▼

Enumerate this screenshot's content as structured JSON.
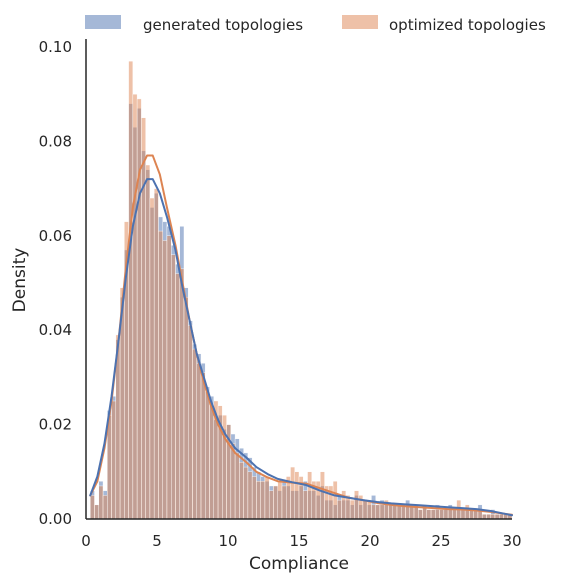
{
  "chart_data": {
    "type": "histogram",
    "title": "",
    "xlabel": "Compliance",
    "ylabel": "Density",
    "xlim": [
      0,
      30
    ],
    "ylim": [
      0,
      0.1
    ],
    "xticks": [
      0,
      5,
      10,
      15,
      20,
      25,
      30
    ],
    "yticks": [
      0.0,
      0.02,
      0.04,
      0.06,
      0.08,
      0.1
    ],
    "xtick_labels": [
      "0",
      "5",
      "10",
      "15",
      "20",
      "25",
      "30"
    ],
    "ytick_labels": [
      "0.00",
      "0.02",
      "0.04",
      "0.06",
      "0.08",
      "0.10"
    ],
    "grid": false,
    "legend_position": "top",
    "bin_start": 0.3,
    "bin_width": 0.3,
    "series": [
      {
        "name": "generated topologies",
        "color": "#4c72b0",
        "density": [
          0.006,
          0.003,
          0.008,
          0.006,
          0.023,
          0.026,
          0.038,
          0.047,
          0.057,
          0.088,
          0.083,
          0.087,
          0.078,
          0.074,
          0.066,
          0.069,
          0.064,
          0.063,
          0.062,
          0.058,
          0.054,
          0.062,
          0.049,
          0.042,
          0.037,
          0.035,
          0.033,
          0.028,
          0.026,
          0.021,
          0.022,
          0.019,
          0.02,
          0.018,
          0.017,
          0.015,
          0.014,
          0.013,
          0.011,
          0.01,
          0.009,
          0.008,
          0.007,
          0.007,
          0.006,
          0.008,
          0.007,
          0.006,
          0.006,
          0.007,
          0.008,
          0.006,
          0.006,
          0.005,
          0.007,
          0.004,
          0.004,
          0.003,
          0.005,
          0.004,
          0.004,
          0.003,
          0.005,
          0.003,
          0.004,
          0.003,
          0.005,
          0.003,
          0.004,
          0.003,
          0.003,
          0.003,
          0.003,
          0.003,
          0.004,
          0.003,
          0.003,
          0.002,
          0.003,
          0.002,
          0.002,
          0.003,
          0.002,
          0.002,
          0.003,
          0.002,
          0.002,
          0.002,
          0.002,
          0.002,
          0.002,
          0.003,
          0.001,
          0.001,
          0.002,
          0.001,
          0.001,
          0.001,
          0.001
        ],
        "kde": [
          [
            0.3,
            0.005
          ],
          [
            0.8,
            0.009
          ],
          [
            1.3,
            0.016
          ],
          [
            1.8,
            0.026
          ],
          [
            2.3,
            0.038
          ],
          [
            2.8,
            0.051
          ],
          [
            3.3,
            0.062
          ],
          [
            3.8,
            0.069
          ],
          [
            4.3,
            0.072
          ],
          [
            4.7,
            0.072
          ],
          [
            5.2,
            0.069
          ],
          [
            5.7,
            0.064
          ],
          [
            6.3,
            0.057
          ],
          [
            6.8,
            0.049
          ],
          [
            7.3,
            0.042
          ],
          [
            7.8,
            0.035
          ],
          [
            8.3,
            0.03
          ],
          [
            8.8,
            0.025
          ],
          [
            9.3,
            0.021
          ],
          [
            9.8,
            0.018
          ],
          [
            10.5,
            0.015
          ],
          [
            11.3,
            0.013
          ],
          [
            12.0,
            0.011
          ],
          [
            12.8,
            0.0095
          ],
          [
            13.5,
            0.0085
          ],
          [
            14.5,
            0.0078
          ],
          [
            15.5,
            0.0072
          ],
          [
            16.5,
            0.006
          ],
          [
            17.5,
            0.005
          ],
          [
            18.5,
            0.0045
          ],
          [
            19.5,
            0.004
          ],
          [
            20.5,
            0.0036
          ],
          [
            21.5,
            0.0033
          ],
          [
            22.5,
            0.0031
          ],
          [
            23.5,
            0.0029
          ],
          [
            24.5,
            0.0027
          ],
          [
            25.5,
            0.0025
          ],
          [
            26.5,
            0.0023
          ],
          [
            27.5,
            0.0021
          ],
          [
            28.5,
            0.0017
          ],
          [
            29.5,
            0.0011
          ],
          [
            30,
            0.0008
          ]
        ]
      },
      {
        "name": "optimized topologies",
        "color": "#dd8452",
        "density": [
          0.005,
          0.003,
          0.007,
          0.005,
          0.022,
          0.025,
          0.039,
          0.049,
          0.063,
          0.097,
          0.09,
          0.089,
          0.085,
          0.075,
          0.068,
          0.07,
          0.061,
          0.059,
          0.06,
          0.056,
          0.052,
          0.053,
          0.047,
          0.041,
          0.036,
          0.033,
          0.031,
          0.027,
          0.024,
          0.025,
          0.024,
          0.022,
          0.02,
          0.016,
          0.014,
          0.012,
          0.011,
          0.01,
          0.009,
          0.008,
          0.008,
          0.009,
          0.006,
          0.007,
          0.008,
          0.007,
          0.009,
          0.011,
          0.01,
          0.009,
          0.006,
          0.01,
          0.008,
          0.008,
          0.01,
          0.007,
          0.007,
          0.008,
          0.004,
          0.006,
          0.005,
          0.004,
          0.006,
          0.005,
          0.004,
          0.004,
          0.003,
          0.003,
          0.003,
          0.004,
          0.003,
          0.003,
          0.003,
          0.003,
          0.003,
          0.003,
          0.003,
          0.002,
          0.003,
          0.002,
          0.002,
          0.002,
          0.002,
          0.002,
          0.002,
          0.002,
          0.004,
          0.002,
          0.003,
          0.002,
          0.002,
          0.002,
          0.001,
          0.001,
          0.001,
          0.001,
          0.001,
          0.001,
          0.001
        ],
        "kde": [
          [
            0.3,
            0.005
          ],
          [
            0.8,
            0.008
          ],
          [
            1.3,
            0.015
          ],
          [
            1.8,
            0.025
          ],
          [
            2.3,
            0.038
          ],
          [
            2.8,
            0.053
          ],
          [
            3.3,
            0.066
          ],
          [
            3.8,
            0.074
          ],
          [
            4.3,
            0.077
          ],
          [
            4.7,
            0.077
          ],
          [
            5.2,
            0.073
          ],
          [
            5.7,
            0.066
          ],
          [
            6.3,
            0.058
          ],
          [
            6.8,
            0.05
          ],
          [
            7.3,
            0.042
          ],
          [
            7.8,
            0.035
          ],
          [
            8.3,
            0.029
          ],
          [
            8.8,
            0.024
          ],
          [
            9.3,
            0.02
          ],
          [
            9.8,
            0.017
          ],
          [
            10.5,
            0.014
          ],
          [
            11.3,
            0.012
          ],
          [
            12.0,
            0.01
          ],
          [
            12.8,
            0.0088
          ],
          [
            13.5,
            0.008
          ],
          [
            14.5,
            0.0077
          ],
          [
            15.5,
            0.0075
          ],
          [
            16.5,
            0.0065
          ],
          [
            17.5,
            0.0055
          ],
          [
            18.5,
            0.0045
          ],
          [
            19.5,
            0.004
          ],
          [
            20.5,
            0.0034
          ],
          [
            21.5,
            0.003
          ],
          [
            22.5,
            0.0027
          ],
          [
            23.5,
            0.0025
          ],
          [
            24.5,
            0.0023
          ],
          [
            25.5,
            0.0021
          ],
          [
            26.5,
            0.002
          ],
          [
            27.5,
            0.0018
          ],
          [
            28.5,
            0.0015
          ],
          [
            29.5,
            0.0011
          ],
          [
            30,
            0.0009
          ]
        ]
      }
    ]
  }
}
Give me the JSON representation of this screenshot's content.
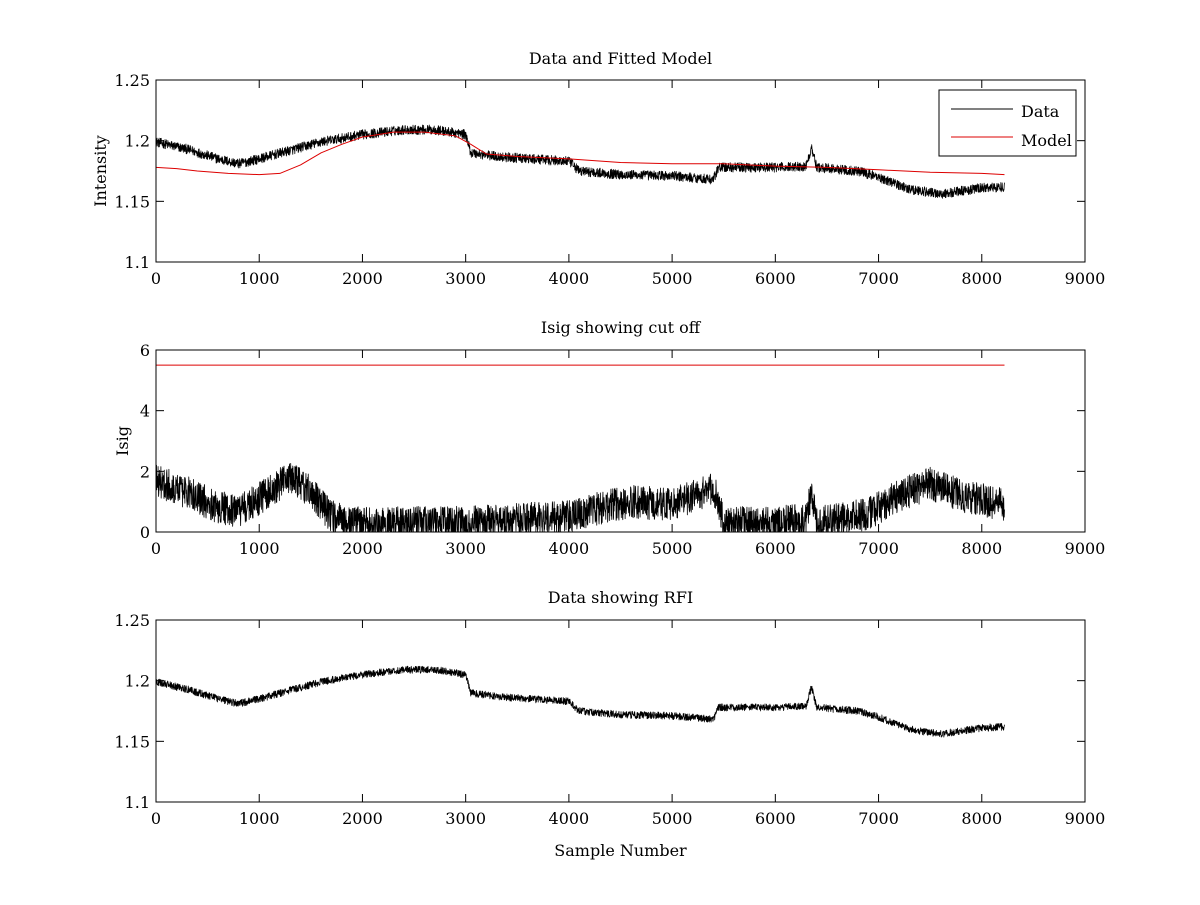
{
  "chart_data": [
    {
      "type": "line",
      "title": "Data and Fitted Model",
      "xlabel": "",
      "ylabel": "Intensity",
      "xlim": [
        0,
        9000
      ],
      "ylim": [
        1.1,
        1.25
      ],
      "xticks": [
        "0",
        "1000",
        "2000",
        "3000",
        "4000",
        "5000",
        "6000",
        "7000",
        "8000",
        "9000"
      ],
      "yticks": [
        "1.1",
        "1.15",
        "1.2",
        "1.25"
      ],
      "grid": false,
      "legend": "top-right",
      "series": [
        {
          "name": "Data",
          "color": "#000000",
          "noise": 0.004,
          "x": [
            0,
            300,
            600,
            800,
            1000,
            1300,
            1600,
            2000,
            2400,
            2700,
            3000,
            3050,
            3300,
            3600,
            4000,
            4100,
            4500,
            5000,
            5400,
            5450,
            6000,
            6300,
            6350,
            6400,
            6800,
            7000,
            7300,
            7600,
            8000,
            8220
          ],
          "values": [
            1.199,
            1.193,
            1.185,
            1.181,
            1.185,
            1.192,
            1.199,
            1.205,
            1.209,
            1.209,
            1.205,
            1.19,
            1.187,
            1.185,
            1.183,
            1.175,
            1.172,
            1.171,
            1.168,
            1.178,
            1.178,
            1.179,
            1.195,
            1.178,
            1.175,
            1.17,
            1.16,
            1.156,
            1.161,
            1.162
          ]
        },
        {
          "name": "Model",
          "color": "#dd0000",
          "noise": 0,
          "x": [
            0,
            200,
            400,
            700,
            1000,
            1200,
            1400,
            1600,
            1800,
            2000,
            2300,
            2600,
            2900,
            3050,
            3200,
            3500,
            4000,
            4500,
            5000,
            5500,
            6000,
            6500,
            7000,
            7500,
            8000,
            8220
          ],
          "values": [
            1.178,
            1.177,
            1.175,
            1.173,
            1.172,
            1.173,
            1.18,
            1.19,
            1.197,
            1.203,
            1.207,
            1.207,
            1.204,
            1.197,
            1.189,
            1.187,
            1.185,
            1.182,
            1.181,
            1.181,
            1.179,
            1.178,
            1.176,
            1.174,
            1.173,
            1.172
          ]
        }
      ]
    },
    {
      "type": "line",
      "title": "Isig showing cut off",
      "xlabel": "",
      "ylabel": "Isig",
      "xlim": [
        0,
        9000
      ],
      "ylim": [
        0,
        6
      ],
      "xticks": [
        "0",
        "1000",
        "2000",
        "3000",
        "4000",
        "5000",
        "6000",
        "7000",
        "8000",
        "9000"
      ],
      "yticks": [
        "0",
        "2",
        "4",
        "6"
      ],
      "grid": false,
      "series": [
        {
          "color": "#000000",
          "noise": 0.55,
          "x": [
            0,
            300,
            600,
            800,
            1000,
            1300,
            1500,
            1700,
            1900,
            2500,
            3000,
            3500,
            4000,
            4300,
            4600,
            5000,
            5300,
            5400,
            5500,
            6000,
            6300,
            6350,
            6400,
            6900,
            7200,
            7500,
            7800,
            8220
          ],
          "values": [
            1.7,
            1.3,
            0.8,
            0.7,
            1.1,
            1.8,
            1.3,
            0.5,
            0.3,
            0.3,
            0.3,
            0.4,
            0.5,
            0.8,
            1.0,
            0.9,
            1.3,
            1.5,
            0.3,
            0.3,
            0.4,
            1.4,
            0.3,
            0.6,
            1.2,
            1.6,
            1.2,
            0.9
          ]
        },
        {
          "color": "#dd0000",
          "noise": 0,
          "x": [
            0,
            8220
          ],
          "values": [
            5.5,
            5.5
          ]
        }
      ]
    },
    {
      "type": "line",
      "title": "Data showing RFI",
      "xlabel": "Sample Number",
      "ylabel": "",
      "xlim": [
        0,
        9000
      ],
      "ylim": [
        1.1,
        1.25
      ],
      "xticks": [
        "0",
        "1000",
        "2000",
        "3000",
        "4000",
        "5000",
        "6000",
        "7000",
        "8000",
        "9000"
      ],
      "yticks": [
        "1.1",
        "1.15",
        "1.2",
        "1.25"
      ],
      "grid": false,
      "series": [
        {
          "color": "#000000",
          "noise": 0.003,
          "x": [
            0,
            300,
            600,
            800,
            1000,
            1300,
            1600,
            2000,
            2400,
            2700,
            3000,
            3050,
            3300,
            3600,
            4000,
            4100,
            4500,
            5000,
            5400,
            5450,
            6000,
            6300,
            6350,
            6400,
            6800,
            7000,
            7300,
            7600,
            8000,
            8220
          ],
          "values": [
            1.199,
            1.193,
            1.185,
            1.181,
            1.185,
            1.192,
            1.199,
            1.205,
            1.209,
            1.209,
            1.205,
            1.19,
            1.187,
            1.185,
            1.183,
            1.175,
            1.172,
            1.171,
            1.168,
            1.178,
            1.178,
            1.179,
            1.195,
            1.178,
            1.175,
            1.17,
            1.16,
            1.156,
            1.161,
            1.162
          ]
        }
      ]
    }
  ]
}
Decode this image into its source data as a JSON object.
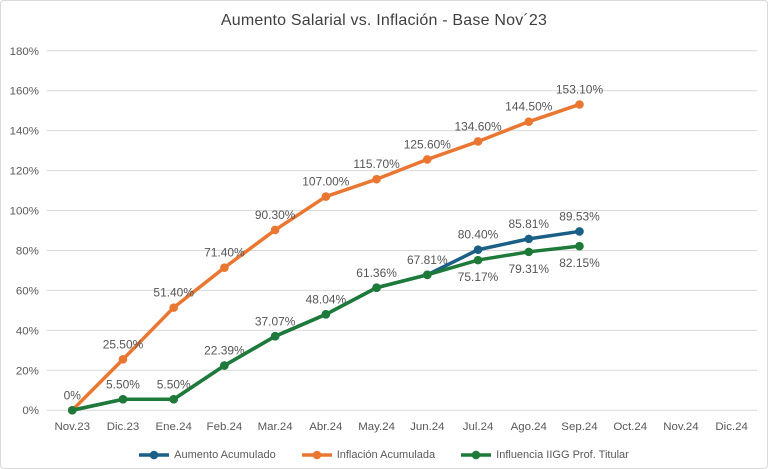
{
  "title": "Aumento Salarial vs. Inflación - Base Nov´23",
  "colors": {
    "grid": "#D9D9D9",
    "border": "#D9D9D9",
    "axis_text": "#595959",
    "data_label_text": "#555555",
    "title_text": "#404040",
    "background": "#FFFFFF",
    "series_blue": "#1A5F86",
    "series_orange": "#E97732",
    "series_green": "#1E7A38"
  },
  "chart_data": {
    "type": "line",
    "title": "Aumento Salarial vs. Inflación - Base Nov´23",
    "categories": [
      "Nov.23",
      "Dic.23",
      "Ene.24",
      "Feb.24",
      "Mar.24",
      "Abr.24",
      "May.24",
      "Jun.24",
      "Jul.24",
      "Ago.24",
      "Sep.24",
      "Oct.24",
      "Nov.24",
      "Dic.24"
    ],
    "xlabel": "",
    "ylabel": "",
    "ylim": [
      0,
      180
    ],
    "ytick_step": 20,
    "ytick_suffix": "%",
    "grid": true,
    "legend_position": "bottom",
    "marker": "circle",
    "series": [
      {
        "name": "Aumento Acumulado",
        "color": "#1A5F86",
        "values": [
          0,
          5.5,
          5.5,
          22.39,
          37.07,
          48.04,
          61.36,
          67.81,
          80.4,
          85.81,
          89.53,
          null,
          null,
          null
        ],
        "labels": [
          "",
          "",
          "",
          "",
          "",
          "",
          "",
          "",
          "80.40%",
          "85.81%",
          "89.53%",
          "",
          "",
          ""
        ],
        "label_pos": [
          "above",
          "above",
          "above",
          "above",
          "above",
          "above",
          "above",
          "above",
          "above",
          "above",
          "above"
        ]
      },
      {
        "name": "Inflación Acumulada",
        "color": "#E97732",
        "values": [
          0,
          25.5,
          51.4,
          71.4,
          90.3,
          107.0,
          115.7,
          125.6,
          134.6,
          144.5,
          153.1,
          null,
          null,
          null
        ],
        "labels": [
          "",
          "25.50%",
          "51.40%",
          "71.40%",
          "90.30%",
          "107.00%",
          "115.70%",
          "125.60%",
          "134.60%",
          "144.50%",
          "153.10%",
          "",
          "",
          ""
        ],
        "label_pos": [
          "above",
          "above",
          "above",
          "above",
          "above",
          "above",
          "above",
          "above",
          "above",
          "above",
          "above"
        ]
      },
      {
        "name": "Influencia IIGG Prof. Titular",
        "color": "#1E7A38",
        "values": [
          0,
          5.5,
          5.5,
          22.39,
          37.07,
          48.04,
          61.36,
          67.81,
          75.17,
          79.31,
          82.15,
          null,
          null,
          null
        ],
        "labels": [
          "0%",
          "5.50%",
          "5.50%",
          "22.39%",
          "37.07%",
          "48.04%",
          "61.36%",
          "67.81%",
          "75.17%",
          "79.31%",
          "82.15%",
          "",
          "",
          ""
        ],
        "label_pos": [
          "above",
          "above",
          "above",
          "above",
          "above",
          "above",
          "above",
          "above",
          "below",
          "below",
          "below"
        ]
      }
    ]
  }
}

▲

→ What this task involves
From the records above, pick out and copy each line holding the word "name".

→ Solution for this exercise
        "name": "generated topologies",
        "name": "optimized topologies",
          "name": "Data",
          "name": "Model",
        "name": "Aumento Acumulado",
        "name": "Inflación Acumulada",
        "name": "Influencia IIGG Prof. Titular",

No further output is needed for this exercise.